WHAT THE EXERCISE ASKS: Select from the records below every line that has the word "Pérez" in it.

INPUT RECORDS:
************

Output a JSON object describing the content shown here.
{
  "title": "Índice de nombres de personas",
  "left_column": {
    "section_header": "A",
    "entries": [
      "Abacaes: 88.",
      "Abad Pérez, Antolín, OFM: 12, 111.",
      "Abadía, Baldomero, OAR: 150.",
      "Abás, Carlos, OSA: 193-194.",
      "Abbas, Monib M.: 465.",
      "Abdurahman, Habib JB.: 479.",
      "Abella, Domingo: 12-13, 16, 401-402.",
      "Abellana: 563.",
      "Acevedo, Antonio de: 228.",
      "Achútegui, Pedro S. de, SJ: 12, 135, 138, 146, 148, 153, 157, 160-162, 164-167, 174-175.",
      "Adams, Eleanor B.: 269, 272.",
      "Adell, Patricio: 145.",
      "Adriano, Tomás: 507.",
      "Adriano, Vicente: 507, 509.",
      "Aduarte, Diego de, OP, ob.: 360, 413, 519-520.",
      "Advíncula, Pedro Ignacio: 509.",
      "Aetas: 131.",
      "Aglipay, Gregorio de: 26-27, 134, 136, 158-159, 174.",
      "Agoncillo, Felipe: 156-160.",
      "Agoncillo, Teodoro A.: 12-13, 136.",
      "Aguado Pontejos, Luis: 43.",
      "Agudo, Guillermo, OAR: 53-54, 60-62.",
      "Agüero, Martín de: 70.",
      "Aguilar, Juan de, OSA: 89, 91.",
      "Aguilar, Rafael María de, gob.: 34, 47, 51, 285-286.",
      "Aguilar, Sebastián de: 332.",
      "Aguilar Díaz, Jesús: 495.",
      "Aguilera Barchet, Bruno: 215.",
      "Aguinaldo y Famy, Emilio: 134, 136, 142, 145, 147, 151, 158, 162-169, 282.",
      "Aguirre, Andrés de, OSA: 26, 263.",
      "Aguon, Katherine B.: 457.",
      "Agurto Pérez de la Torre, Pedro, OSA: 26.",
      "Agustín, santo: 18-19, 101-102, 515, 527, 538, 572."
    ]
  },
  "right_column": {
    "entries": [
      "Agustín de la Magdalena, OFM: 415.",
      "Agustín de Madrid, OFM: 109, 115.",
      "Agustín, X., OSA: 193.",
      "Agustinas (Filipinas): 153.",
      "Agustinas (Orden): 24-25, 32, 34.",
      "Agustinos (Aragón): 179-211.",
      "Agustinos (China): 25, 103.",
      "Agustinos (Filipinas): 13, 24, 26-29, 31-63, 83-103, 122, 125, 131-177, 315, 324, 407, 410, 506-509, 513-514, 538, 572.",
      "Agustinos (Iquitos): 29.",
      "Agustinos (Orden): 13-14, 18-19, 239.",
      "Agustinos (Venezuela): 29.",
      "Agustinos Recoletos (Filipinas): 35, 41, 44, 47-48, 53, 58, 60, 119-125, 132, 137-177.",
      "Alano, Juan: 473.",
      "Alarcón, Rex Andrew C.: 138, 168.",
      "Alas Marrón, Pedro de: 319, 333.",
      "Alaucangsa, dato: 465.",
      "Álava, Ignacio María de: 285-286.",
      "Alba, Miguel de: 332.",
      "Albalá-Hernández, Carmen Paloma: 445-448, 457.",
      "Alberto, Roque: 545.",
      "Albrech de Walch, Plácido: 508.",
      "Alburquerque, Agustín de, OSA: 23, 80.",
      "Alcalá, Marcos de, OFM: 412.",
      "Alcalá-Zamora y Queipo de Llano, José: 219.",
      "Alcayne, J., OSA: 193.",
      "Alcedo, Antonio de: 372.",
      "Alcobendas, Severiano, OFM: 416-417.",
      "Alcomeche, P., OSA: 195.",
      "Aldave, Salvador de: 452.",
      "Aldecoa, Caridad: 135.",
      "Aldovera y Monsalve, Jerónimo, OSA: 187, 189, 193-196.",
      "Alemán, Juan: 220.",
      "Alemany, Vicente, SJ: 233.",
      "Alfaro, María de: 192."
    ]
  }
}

************

SOLUTION BELOW:
      "Abad Pérez, Antolín, OFM: 12, 111.",
      "Agurto Pérez de la Torre, Pedro, OSA: 26.",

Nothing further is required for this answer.